◆ **Short exercise**
Without the pictures, return all of the material exactly as written.

◆ **Given records**

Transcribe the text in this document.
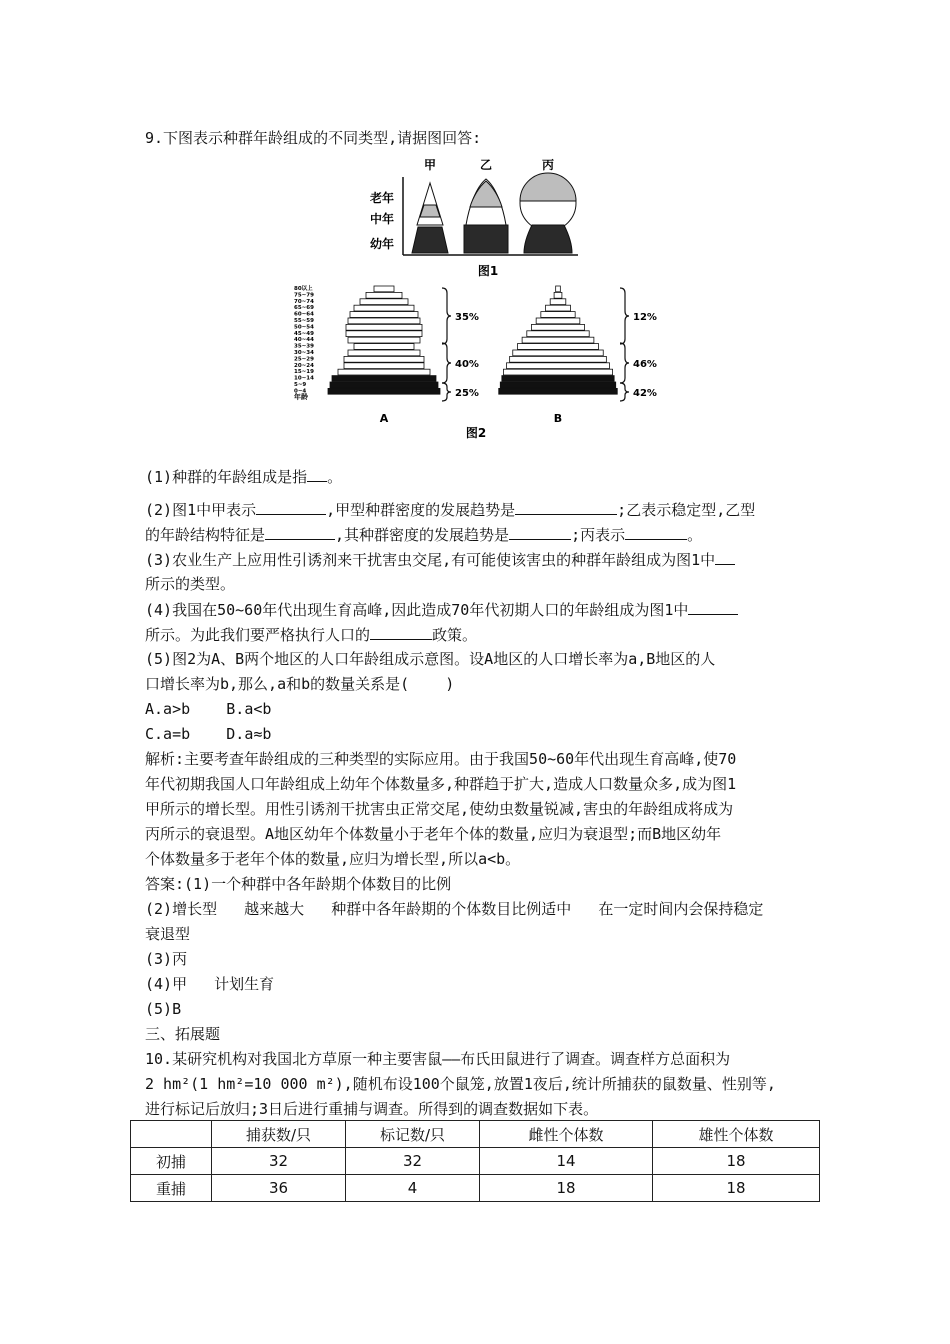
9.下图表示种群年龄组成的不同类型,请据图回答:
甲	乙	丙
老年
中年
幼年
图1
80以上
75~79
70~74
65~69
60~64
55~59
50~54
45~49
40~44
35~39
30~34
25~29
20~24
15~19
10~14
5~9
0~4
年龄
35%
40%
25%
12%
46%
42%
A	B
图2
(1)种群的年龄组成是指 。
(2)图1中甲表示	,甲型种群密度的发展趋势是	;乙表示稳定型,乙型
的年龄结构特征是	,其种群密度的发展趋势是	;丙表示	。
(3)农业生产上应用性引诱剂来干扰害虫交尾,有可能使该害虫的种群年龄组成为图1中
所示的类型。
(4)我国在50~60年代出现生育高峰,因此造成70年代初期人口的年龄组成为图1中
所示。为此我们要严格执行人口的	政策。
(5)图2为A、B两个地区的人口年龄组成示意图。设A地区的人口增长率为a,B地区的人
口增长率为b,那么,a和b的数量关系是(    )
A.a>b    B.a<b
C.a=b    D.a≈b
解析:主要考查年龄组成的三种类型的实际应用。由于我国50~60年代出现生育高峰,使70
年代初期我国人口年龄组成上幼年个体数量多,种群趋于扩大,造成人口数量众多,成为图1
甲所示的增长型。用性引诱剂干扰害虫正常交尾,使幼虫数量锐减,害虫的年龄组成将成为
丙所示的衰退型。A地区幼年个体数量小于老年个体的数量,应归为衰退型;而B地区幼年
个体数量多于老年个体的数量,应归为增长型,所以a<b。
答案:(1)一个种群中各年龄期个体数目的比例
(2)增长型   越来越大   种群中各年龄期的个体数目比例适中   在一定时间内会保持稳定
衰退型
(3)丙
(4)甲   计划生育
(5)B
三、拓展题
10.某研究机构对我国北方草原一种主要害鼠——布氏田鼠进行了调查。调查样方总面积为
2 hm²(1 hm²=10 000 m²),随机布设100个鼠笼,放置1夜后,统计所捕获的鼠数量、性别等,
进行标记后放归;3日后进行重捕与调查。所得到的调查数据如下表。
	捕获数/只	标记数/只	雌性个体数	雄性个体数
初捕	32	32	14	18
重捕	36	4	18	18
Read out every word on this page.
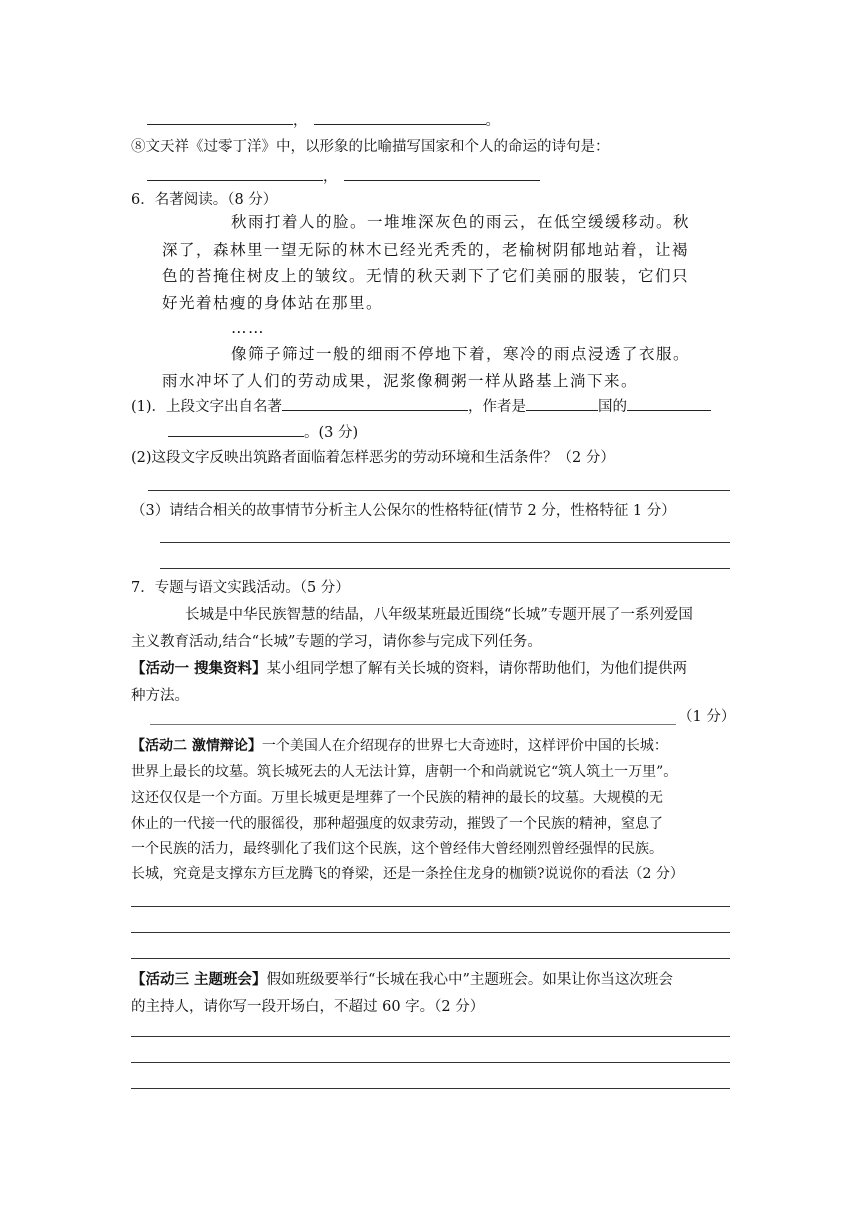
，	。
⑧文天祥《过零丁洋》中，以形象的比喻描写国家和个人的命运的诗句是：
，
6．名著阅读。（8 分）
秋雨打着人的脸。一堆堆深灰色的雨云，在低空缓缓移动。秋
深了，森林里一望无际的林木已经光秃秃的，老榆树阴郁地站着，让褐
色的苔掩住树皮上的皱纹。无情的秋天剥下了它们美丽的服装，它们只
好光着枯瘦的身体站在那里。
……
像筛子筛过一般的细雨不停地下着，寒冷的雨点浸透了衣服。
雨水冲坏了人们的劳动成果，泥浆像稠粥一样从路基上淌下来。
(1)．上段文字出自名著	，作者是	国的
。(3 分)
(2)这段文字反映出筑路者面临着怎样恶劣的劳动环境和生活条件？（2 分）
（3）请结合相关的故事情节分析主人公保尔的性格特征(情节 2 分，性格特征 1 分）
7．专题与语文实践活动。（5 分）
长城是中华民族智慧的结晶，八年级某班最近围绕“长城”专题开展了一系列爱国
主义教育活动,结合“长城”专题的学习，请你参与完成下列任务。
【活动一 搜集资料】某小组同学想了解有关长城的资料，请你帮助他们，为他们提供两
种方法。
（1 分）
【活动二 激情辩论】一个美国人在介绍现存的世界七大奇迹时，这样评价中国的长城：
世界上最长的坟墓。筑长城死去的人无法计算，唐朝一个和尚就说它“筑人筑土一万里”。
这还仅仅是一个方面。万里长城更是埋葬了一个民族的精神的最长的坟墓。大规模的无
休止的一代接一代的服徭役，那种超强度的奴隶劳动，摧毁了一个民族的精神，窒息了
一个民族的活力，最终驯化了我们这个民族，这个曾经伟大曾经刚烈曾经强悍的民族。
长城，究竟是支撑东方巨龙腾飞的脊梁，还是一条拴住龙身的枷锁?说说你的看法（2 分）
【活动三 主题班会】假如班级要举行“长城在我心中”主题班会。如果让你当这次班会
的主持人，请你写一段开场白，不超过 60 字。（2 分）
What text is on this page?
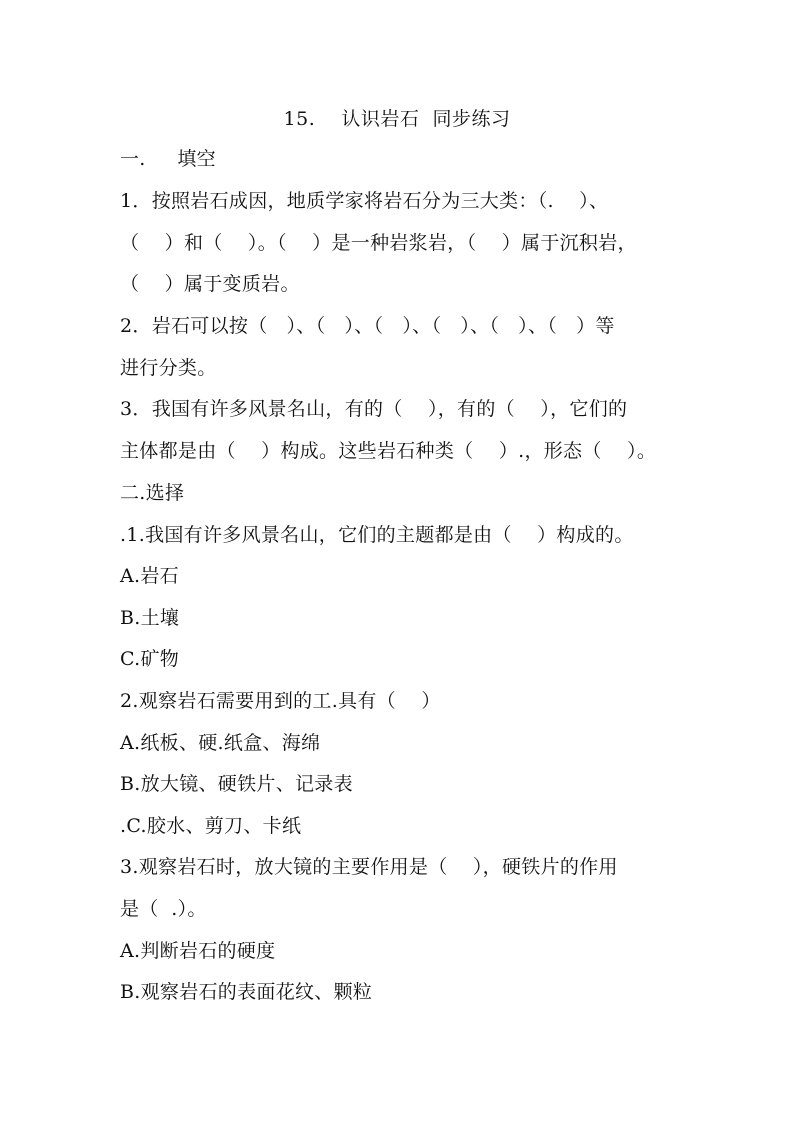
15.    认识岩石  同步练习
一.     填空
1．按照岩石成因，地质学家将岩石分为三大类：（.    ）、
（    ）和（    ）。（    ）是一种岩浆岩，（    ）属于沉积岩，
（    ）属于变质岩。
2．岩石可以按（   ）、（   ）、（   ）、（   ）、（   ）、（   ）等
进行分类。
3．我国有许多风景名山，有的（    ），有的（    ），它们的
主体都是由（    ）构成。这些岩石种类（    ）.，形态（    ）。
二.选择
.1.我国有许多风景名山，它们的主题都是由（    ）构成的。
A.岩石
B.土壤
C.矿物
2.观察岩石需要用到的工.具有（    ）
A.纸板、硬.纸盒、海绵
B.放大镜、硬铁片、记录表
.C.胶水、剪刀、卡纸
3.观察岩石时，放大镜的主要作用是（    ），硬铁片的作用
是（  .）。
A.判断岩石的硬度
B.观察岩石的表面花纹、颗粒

◆ **Response to this exercise**
Transcribe the text in this document.
9.下图表示种群年龄组成的不同类型,请据图回答:
甲	乙	丙
老年
中年
幼年
图1
80以上
75~79
70~74
65~69
60~64
55~59
50~54
45~49
40~44
35~39
30~34
25~29
20~24
15~19
10~14
5~9
0~4
年龄
35%
40%
25%
12%
46%
42%
A	B
图2
(1)种群的年龄组成是指 。
(2)图1中甲表示	,甲型种群密度的发展趋势是	;乙表示稳定型,乙型
的年龄结构特征是	,其种群密度的发展趋势是	;丙表示	。
(3)农业生产上应用性引诱剂来干扰害虫交尾,有可能使该害虫的种群年龄组成为图1中
所示的类型。
(4)我国在50~60年代出现生育高峰,因此造成70年代初期人口的年龄组成为图1中
所示。为此我们要严格执行人口的	政策。
(5)图2为A、B两个地区的人口年龄组成示意图。设A地区的人口增长率为a,B地区的人
口增长率为b,那么,a和b的数量关系是(    )
A.a>b    B.a<b
C.a=b    D.a≈b
解析:主要考查年龄组成的三种类型的实际应用。由于我国50~60年代出现生育高峰,使70
年代初期我国人口年龄组成上幼年个体数量多,种群趋于扩大,造成人口数量众多,成为图1
甲所示的增长型。用性引诱剂干扰害虫正常交尾,使幼虫数量锐减,害虫的年龄组成将成为
丙所示的衰退型。A地区幼年个体数量小于老年个体的数量,应归为衰退型;而B地区幼年
个体数量多于老年个体的数量,应归为增长型,所以a<b。
答案:(1)一个种群中各年龄期个体数目的比例
(2)增长型   越来越大   种群中各年龄期的个体数目比例适中   在一定时间内会保持稳定
衰退型
(3)丙
(4)甲   计划生育
(5)B
三、拓展题
10.某研究机构对我国北方草原一种主要害鼠——布氏田鼠进行了调查。调查样方总面积为
2 hm²(1 hm²=10 000 m²),随机布设100个鼠笼,放置1夜后,统计所捕获的鼠数量、性别等,
进行标记后放归;3日后进行重捕与调查。所得到的调查数据如下表。
	捕获数/只	标记数/只	雌性个体数	雄性个体数
初捕	32	32	14	18
重捕	36	4	18	18
Read out every word on this page.
，	。
⑧文天祥《过零丁洋》中，以形象的比喻描写国家和个人的命运的诗句是：
，
6．名著阅读。（8 分）
秋雨打着人的脸。一堆堆深灰色的雨云，在低空缓缓移动。秋
深了，森林里一望无际的林木已经光秃秃的，老榆树阴郁地站着，让褐
色的苔掩住树皮上的皱纹。无情的秋天剥下了它们美丽的服装，它们只
好光着枯瘦的身体站在那里。
……
像筛子筛过一般的细雨不停地下着，寒冷的雨点浸透了衣服。
雨水冲坏了人们的劳动成果，泥浆像稠粥一样从路基上淌下来。
(1)．上段文字出自名著	，作者是	国的
。(3 分)
(2)这段文字反映出筑路者面临着怎样恶劣的劳动环境和生活条件？（2 分）
（3）请结合相关的故事情节分析主人公保尔的性格特征(情节 2 分，性格特征 1 分）
7．专题与语文实践活动。（5 分）
长城是中华民族智慧的结晶，八年级某班最近围绕“长城”专题开展了一系列爱国
主义教育活动,结合“长城”专题的学习，请你参与完成下列任务。
【活动一 搜集资料】某小组同学想了解有关长城的资料，请你帮助他们，为他们提供两
种方法。
（1 分）
【活动二 激情辩论】一个美国人在介绍现存的世界七大奇迹时，这样评价中国的长城：
世界上最长的坟墓。筑长城死去的人无法计算，唐朝一个和尚就说它“筑人筑土一万里”。
这还仅仅是一个方面。万里长城更是埋葬了一个民族的精神的最长的坟墓。大规模的无
休止的一代接一代的服徭役，那种超强度的奴隶劳动，摧毁了一个民族的精神，窒息了
一个民族的活力，最终驯化了我们这个民族，这个曾经伟大曾经刚烈曾经强悍的民族。
长城，究竟是支撑东方巨龙腾飞的脊梁，还是一条拴住龙身的枷锁?说说你的看法（2 分）
【活动三 主题班会】假如班级要举行“长城在我心中”主题班会。如果让你当这次班会
的主持人，请你写一段开场白，不超过 60 字。（2 分）
What text is on this page?
15.    认识岩石  同步练习
一.     填空
1．按照岩石成因，地质学家将岩石分为三大类：（.    ）、
（    ）和（    ）。（    ）是一种岩浆岩，（    ）属于沉积岩，
（    ）属于变质岩。
2．岩石可以按（   ）、（   ）、（   ）、（   ）、（   ）、（   ）等
进行分类。
3．我国有许多风景名山，有的（    ），有的（    ），它们的
主体都是由（    ）构成。这些岩石种类（    ）.，形态（    ）。
二.选择
.1.我国有许多风景名山，它们的主题都是由（    ）构成的。
A.岩石
B.土壤
C.矿物
2.观察岩石需要用到的工.具有（    ）
A.纸板、硬.纸盒、海绵
B.放大镜、硬铁片、记录表
.C.胶水、剪刀、卡纸
3.观察岩石时，放大镜的主要作用是（    ），硬铁片的作用
是（  .）。
A.判断岩石的硬度
B.观察岩石的表面花纹、颗粒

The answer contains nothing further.